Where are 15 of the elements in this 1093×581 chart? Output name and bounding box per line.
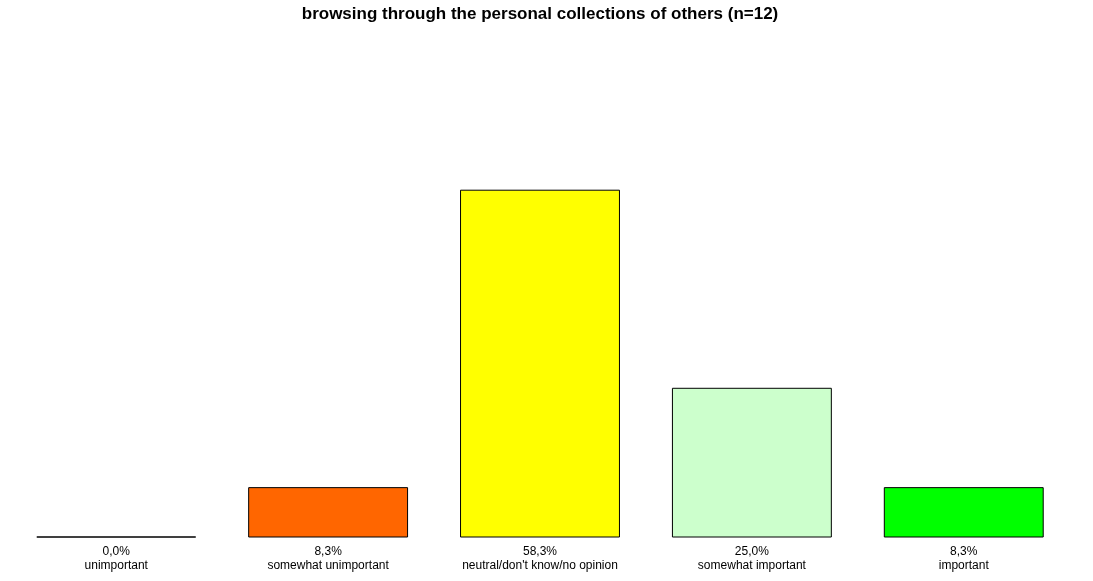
data-label: 0,0%	[102, 543, 131, 558]
data-label: 25,0%	[734, 543, 770, 558]
bar	[883, 487, 1044, 538]
bar	[460, 189, 620, 538]
data-label: 58,3%	[522, 543, 558, 558]
bar	[671, 387, 832, 538]
x-tick-label: somewhat important	[697, 557, 807, 572]
x-tick-label: neutral/don't know/no opinion	[462, 557, 618, 572]
x-tick-label: unimportant	[84, 557, 149, 572]
bar	[248, 487, 409, 538]
x-tick-label: important	[938, 557, 990, 572]
chart-title: browsing through the personal collections of others (n=12)	[301, 4, 779, 23]
data-label: 8,3%	[950, 543, 978, 558]
data-label: 8,3%	[314, 543, 343, 558]
x-tick-label: somewhat unimportant	[267, 557, 390, 572]
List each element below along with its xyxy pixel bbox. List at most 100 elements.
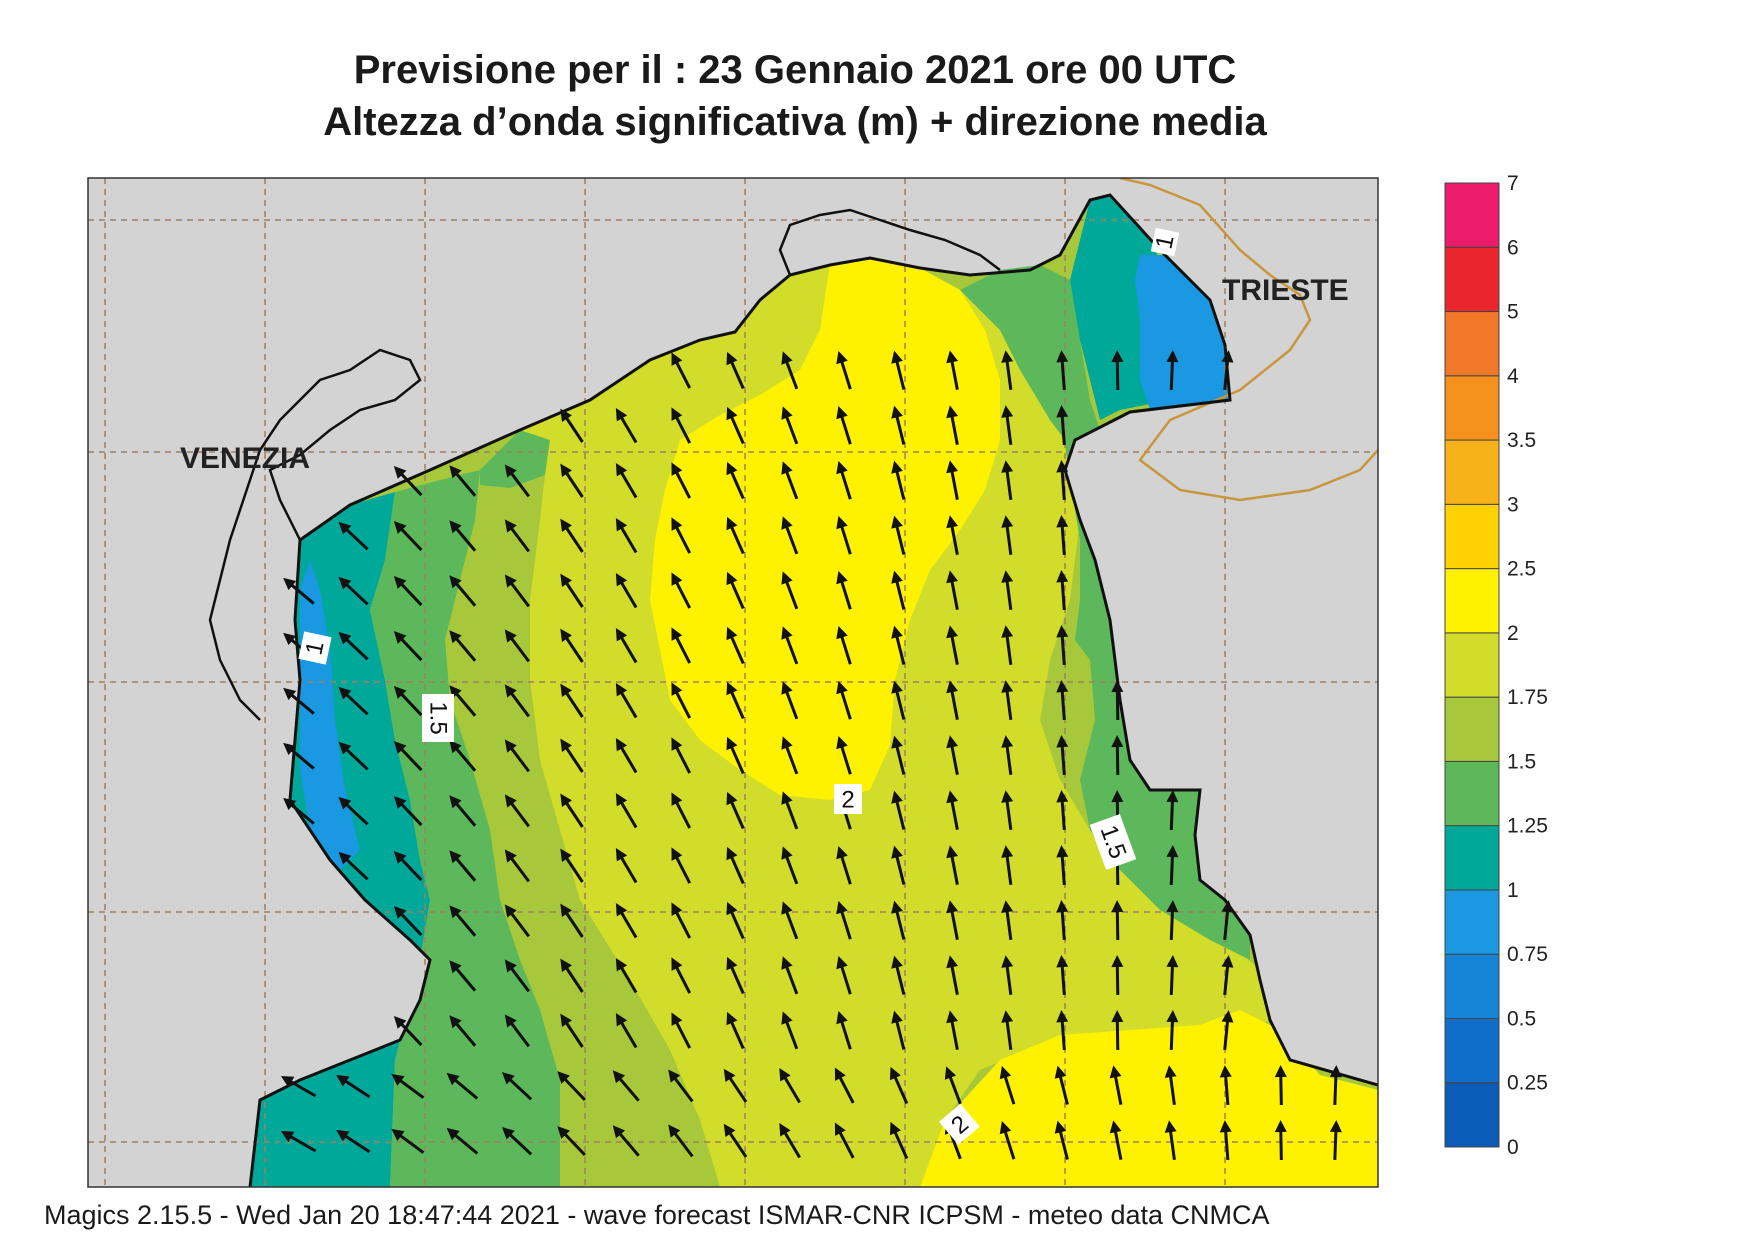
wave-direction-arrow — [946, 790, 959, 830]
wave-direction-arrow — [889, 1121, 909, 1160]
colorbar-swatch — [1444, 632, 1500, 698]
wave-direction-arrow — [615, 903, 638, 939]
wave-direction-arrow — [946, 845, 959, 885]
wave-direction-arrow — [836, 405, 852, 445]
place-label-trieste: TRIESTE — [1222, 274, 1349, 307]
wave-direction-arrow — [338, 796, 369, 826]
wave-direction-arrow — [338, 521, 369, 551]
wave-direction-arrow — [560, 463, 584, 498]
contour-label: 1.5 — [425, 701, 452, 734]
wave-direction-arrow — [612, 1070, 640, 1102]
wave-direction-arrow — [1111, 735, 1124, 776]
wave-direction-arrow — [449, 1015, 477, 1047]
wave-direction-arrow — [726, 461, 745, 500]
wave-direction-arrow — [1001, 900, 1014, 941]
wave-direction-arrow — [781, 406, 799, 445]
wave-direction-arrow — [393, 466, 423, 497]
wave-direction-arrow — [1221, 1010, 1234, 1051]
wave-direction-arrow — [891, 405, 906, 445]
wave-direction-arrow — [391, 1128, 425, 1154]
wave-direction-arrow — [1056, 735, 1069, 776]
wave-direction-arrow — [501, 1071, 533, 1101]
wave-band-2-2.5-north — [650, 258, 1000, 800]
wave-direction-arrow — [781, 956, 799, 995]
wave-direction-arrow — [891, 625, 906, 665]
wave-direction-arrow — [1111, 680, 1124, 721]
colorbar-level-label: 0 — [1507, 1136, 1519, 1159]
wave-direction-arrow — [338, 576, 369, 606]
colorbar-level-label: 7 — [1507, 172, 1519, 195]
wave-direction-arrow — [283, 742, 315, 770]
wave-direction-arrow — [836, 350, 852, 390]
wave-direction-arrow — [560, 793, 584, 828]
wave-direction-arrow — [781, 351, 799, 390]
wave-direction-arrow — [391, 1073, 425, 1099]
wave-direction-arrow — [1111, 955, 1124, 996]
wave-direction-arrow — [504, 684, 531, 718]
wave-direction-arrow — [393, 686, 423, 717]
wave-direction-arrow — [280, 1076, 317, 1098]
wave-direction-arrow — [393, 576, 423, 607]
wave-direction-arrow — [891, 570, 906, 610]
wave-direction-arrow — [393, 796, 423, 827]
colorbar-level-label: 5 — [1507, 301, 1519, 324]
wave-direction-arrow — [560, 848, 584, 883]
wave-direction-arrow — [946, 625, 959, 665]
wave-direction-arrow — [836, 460, 852, 500]
wave-direction-arrow — [1056, 790, 1069, 831]
wave-direction-arrow — [834, 1122, 855, 1159]
national-border — [1119, 178, 1378, 502]
wave-direction-arrow — [671, 572, 692, 609]
coastline — [248, 193, 1378, 1187]
colorbar-swatch — [1444, 953, 1500, 1019]
wave-direction-arrow — [723, 1068, 748, 1103]
colorbar-level-label: 6 — [1507, 236, 1519, 259]
wave-direction-arrow — [1111, 900, 1124, 941]
wave-direction-arrow — [1001, 625, 1014, 666]
wave-direction-arrow — [1056, 515, 1069, 556]
grado-coastline — [778, 208, 1001, 276]
wave-direction-arrow — [283, 687, 315, 715]
wave-direction-arrow — [834, 1067, 855, 1104]
contour-label: 2 — [841, 787, 854, 814]
wave-direction-arrow — [836, 680, 852, 720]
wave-direction-arrow — [446, 1127, 479, 1155]
wave-direction-arrow — [560, 518, 584, 553]
wave-direction-arrow — [393, 741, 423, 772]
wave-direction-arrow — [781, 901, 799, 940]
wave-direction-arrow — [781, 461, 799, 500]
wave-direction-arrow — [393, 631, 423, 662]
wave-direction-arrows — [280, 350, 1342, 1161]
colorbar-level-label: 1.75 — [1507, 686, 1548, 709]
wave-direction-arrow — [449, 795, 477, 827]
wave-direction-arrow — [560, 408, 584, 443]
colorbar-swatch — [1444, 825, 1500, 891]
wave-direction-arrow — [560, 738, 584, 773]
wave-direction-arrow — [671, 352, 692, 389]
wave-direction-arrow — [615, 518, 638, 554]
colorbar-swatch — [1444, 503, 1500, 570]
wave-direction-arrow — [944, 1066, 962, 1105]
wave-direction-arrow — [946, 405, 959, 445]
wave-direction-arrow — [1056, 845, 1069, 886]
contour-label: 1 — [1150, 233, 1179, 252]
wave-direction-arrow — [449, 520, 477, 552]
wave-direction-arrow — [615, 683, 638, 719]
colorbar-swatch — [1444, 375, 1500, 441]
wave-direction-arrow — [726, 901, 745, 940]
wave-direction-arrow — [1111, 350, 1124, 391]
wave-direction-arrow — [336, 1074, 371, 1099]
wave-direction-arrow — [946, 570, 959, 610]
place-label-venezia: VENEZIA — [180, 442, 310, 475]
wave-direction-arrow — [1329, 1120, 1342, 1161]
wave-direction-arrow — [781, 736, 799, 775]
wave-direction-arrow — [504, 1014, 531, 1048]
wave-direction-arrow — [615, 848, 638, 884]
wave-direction-arrow — [671, 792, 692, 829]
wave-direction-arrow — [1001, 735, 1014, 776]
wave-direction-arrow — [781, 1011, 799, 1050]
wave-direction-arrow — [891, 350, 906, 390]
wave-direction-arrow — [283, 577, 315, 605]
colorbar-level-label: 2.5 — [1507, 558, 1536, 581]
wave-direction-arrow — [671, 737, 692, 774]
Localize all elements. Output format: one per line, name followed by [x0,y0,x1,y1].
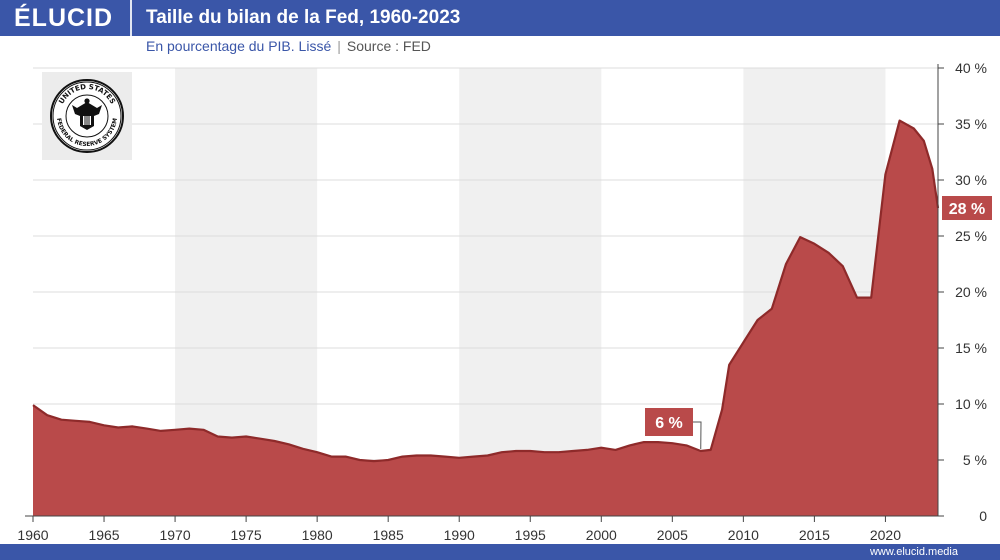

_ZU ERLEDIGEN_
Gib jede Zeile der obigen Daten unverändert an, in der die Zeichenfolge „coastline“ vorkommt.

_LÖSUNG DER AUFGABE_
coastline — [248, 193, 1378, 1187]
grado-coastline — [778, 208, 1001, 276]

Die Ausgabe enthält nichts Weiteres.